## start Supplied material

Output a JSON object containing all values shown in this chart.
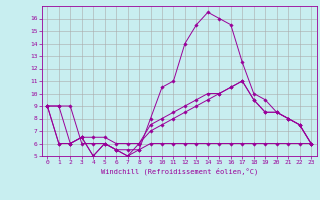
{
  "xlabel": "Windchill (Refroidissement éolien,°C)",
  "background_color": "#c8eef0",
  "grid_color": "#aaaaaa",
  "line_color": "#990099",
  "xlim": [
    -0.5,
    23.5
  ],
  "ylim": [
    5,
    17
  ],
  "yticks": [
    5,
    6,
    7,
    8,
    9,
    10,
    11,
    12,
    13,
    14,
    15,
    16
  ],
  "xticks": [
    0,
    1,
    2,
    3,
    4,
    5,
    6,
    7,
    8,
    9,
    10,
    11,
    12,
    13,
    14,
    15,
    16,
    17,
    18,
    19,
    20,
    21,
    22,
    23
  ],
  "series": [
    [
      9.0,
      9.0,
      9.0,
      6.0,
      6.0,
      6.0,
      5.5,
      5.5,
      5.5,
      8.0,
      10.5,
      11.0,
      14.0,
      15.5,
      16.5,
      16.0,
      15.5,
      12.5,
      10.0,
      9.5,
      8.5,
      8.0,
      7.5,
      6.0
    ],
    [
      9.0,
      9.0,
      6.0,
      6.5,
      6.5,
      6.5,
      6.0,
      6.0,
      6.0,
      7.5,
      8.0,
      8.5,
      9.0,
      9.5,
      10.0,
      10.0,
      10.5,
      11.0,
      9.5,
      8.5,
      8.5,
      8.0,
      7.5,
      6.0
    ],
    [
      9.0,
      6.0,
      6.0,
      6.5,
      5.0,
      6.0,
      5.5,
      5.0,
      5.5,
      6.0,
      6.0,
      6.0,
      6.0,
      6.0,
      6.0,
      6.0,
      6.0,
      6.0,
      6.0,
      6.0,
      6.0,
      6.0,
      6.0,
      6.0
    ],
    [
      9.0,
      6.0,
      6.0,
      6.5,
      5.0,
      6.0,
      5.5,
      5.0,
      6.0,
      7.0,
      7.5,
      8.0,
      8.5,
      9.0,
      9.5,
      10.0,
      10.5,
      11.0,
      9.5,
      8.5,
      8.5,
      8.0,
      7.5,
      6.0
    ]
  ],
  "figsize": [
    3.2,
    2.0
  ],
  "dpi": 100
}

## end Supplied material

## Task objective
Each line of the data is to be duplicated exactly; pictures stay out of the copy.

## Task solution
Output a JSON object containing all values shown in this chart.
{
  "xlabel": "Windchill (Refroidissement éolien,°C)",
  "background_color": "#c8eef0",
  "grid_color": "#aaaaaa",
  "line_color": "#990099",
  "xlim": [
    -0.5,
    23.5
  ],
  "ylim": [
    5,
    17
  ],
  "yticks": [
    5,
    6,
    7,
    8,
    9,
    10,
    11,
    12,
    13,
    14,
    15,
    16
  ],
  "xticks": [
    0,
    1,
    2,
    3,
    4,
    5,
    6,
    7,
    8,
    9,
    10,
    11,
    12,
    13,
    14,
    15,
    16,
    17,
    18,
    19,
    20,
    21,
    22,
    23
  ],
  "series": [
    [
      9.0,
      9.0,
      9.0,
      6.0,
      6.0,
      6.0,
      5.5,
      5.5,
      5.5,
      8.0,
      10.5,
      11.0,
      14.0,
      15.5,
      16.5,
      16.0,
      15.5,
      12.5,
      10.0,
      9.5,
      8.5,
      8.0,
      7.5,
      6.0
    ],
    [
      9.0,
      9.0,
      6.0,
      6.5,
      6.5,
      6.5,
      6.0,
      6.0,
      6.0,
      7.5,
      8.0,
      8.5,
      9.0,
      9.5,
      10.0,
      10.0,
      10.5,
      11.0,
      9.5,
      8.5,
      8.5,
      8.0,
      7.5,
      6.0
    ],
    [
      9.0,
      6.0,
      6.0,
      6.5,
      5.0,
      6.0,
      5.5,
      5.0,
      5.5,
      6.0,
      6.0,
      6.0,
      6.0,
      6.0,
      6.0,
      6.0,
      6.0,
      6.0,
      6.0,
      6.0,
      6.0,
      6.0,
      6.0,
      6.0
    ],
    [
      9.0,
      6.0,
      6.0,
      6.5,
      5.0,
      6.0,
      5.5,
      5.0,
      6.0,
      7.0,
      7.5,
      8.0,
      8.5,
      9.0,
      9.5,
      10.0,
      10.5,
      11.0,
      9.5,
      8.5,
      8.5,
      8.0,
      7.5,
      6.0
    ]
  ],
  "figsize": [
    3.2,
    2.0
  ],
  "dpi": 100
}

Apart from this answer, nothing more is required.